## START EXTRACTED INFORMATION
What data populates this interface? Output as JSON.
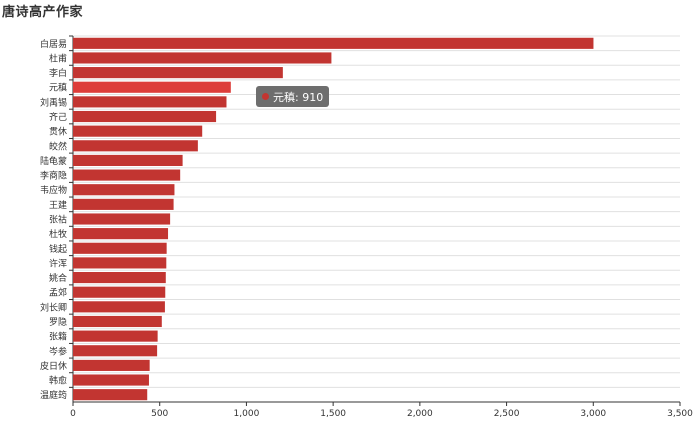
{
  "title": "唐诗高产作家",
  "chart_data": {
    "type": "bar",
    "orientation": "horizontal",
    "title": "唐诗高产作家",
    "categories": [
      "白居易",
      "杜甫",
      "李白",
      "元稹",
      "刘禹锡",
      "齐己",
      "贯休",
      "皎然",
      "陆龟蒙",
      "李商隐",
      "韦应物",
      "王建",
      "张祜",
      "杜牧",
      "钱起",
      "许浑",
      "姚合",
      "孟郊",
      "刘长卿",
      "罗隐",
      "张籍",
      "岑参",
      "皮日休",
      "韩愈",
      "温庭筠"
    ],
    "values": [
      3001,
      1490,
      1210,
      910,
      885,
      825,
      745,
      720,
      632,
      618,
      585,
      580,
      560,
      548,
      540,
      538,
      535,
      532,
      530,
      512,
      488,
      485,
      442,
      438,
      428
    ],
    "xlim": [
      0,
      3500
    ],
    "xticks": [
      "0",
      "500",
      "1,000",
      "1,500",
      "2,000",
      "2,500",
      "3,000",
      "3,500"
    ],
    "grid": true,
    "bar_color": "#c23531",
    "highlight_color": "#dd3d3a",
    "highlight_index": 3
  },
  "tooltip": {
    "text": "元稹: 910",
    "background": "#6e6e6e",
    "marker_color": "#c23531"
  }
}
## END EXTRACTED INFORMATION
■ **REQUIREMENT**
Quote the records in their entirety, keeping the wording exact and excluding pictures.

■ **WRITTEN SOLUTION**
What data populates this interface? Output as JSON.
{
  "title": "唐诗高产作家",
  "chart_data": {
    "type": "bar",
    "orientation": "horizontal",
    "title": "唐诗高产作家",
    "categories": [
      "白居易",
      "杜甫",
      "李白",
      "元稹",
      "刘禹锡",
      "齐己",
      "贯休",
      "皎然",
      "陆龟蒙",
      "李商隐",
      "韦应物",
      "王建",
      "张祜",
      "杜牧",
      "钱起",
      "许浑",
      "姚合",
      "孟郊",
      "刘长卿",
      "罗隐",
      "张籍",
      "岑参",
      "皮日休",
      "韩愈",
      "温庭筠"
    ],
    "values": [
      3001,
      1490,
      1210,
      910,
      885,
      825,
      745,
      720,
      632,
      618,
      585,
      580,
      560,
      548,
      540,
      538,
      535,
      532,
      530,
      512,
      488,
      485,
      442,
      438,
      428
    ],
    "xlim": [
      0,
      3500
    ],
    "xticks": [
      "0",
      "500",
      "1,000",
      "1,500",
      "2,000",
      "2,500",
      "3,000",
      "3,500"
    ],
    "grid": true,
    "bar_color": "#c23531",
    "highlight_color": "#dd3d3a",
    "highlight_index": 3
  },
  "tooltip": {
    "text": "元稹: 910",
    "background": "#6e6e6e",
    "marker_color": "#c23531"
  }
}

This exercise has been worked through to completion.